### REQUEST
Return every record below exactly as written, omitting any pictures.

### Entries from a visual dataset

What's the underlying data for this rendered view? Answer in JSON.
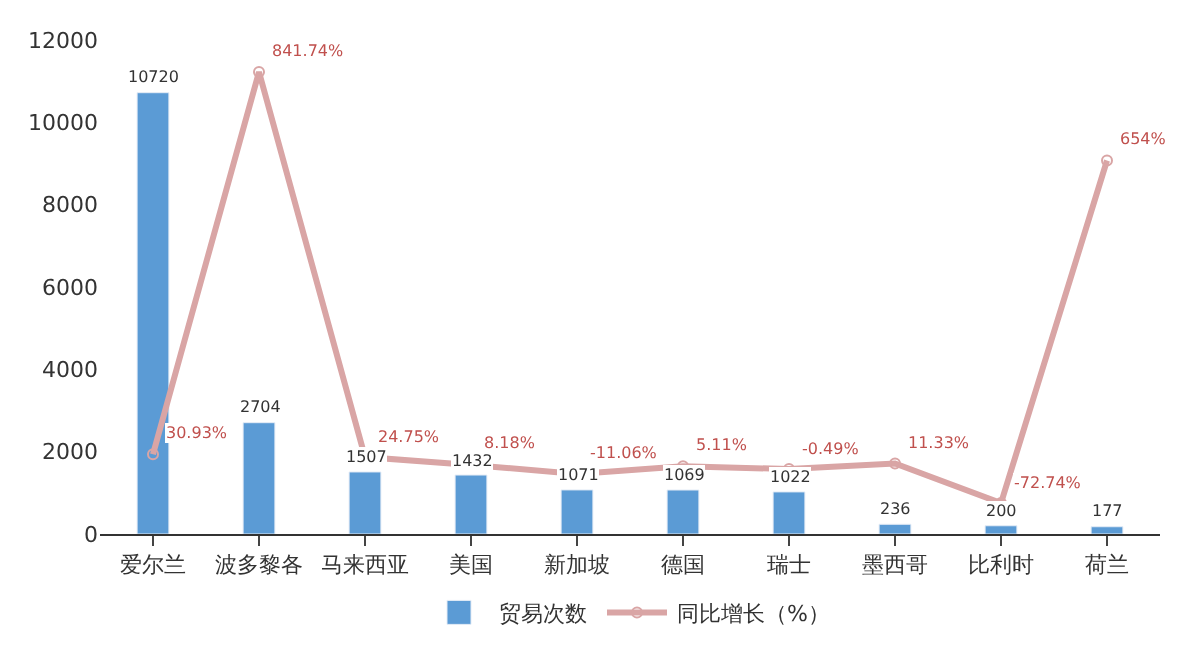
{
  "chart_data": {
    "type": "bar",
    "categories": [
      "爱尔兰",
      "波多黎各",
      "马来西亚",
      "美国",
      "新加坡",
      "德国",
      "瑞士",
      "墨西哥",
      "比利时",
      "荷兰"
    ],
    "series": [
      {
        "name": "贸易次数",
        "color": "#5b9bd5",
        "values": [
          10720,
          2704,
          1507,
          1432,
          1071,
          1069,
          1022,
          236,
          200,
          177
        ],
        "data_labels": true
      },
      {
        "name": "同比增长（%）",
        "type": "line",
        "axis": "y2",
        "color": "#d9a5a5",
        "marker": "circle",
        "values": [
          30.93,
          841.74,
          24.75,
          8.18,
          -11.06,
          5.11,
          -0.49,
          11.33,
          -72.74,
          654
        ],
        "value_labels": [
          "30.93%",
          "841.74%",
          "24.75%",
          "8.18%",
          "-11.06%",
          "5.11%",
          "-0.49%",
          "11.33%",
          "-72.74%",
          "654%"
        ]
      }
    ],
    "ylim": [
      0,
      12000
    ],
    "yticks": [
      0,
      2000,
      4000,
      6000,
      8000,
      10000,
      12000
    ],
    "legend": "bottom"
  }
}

### WRITTEN SOLUTION
What's the underlying data for this rendered view? Answer in JSON.
{
  "chart_data": {
    "type": "bar",
    "categories": [
      "爱尔兰",
      "波多黎各",
      "马来西亚",
      "美国",
      "新加坡",
      "德国",
      "瑞士",
      "墨西哥",
      "比利时",
      "荷兰"
    ],
    "series": [
      {
        "name": "贸易次数",
        "color": "#5b9bd5",
        "values": [
          10720,
          2704,
          1507,
          1432,
          1071,
          1069,
          1022,
          236,
          200,
          177
        ],
        "data_labels": true
      },
      {
        "name": "同比增长（%）",
        "type": "line",
        "axis": "y2",
        "color": "#d9a5a5",
        "marker": "circle",
        "values": [
          30.93,
          841.74,
          24.75,
          8.18,
          -11.06,
          5.11,
          -0.49,
          11.33,
          -72.74,
          654
        ],
        "value_labels": [
          "30.93%",
          "841.74%",
          "24.75%",
          "8.18%",
          "-11.06%",
          "5.11%",
          "-0.49%",
          "11.33%",
          "-72.74%",
          "654%"
        ]
      }
    ],
    "ylim": [
      0,
      12000
    ],
    "yticks": [
      0,
      2000,
      4000,
      6000,
      8000,
      10000,
      12000
    ],
    "legend": "bottom"
  }
}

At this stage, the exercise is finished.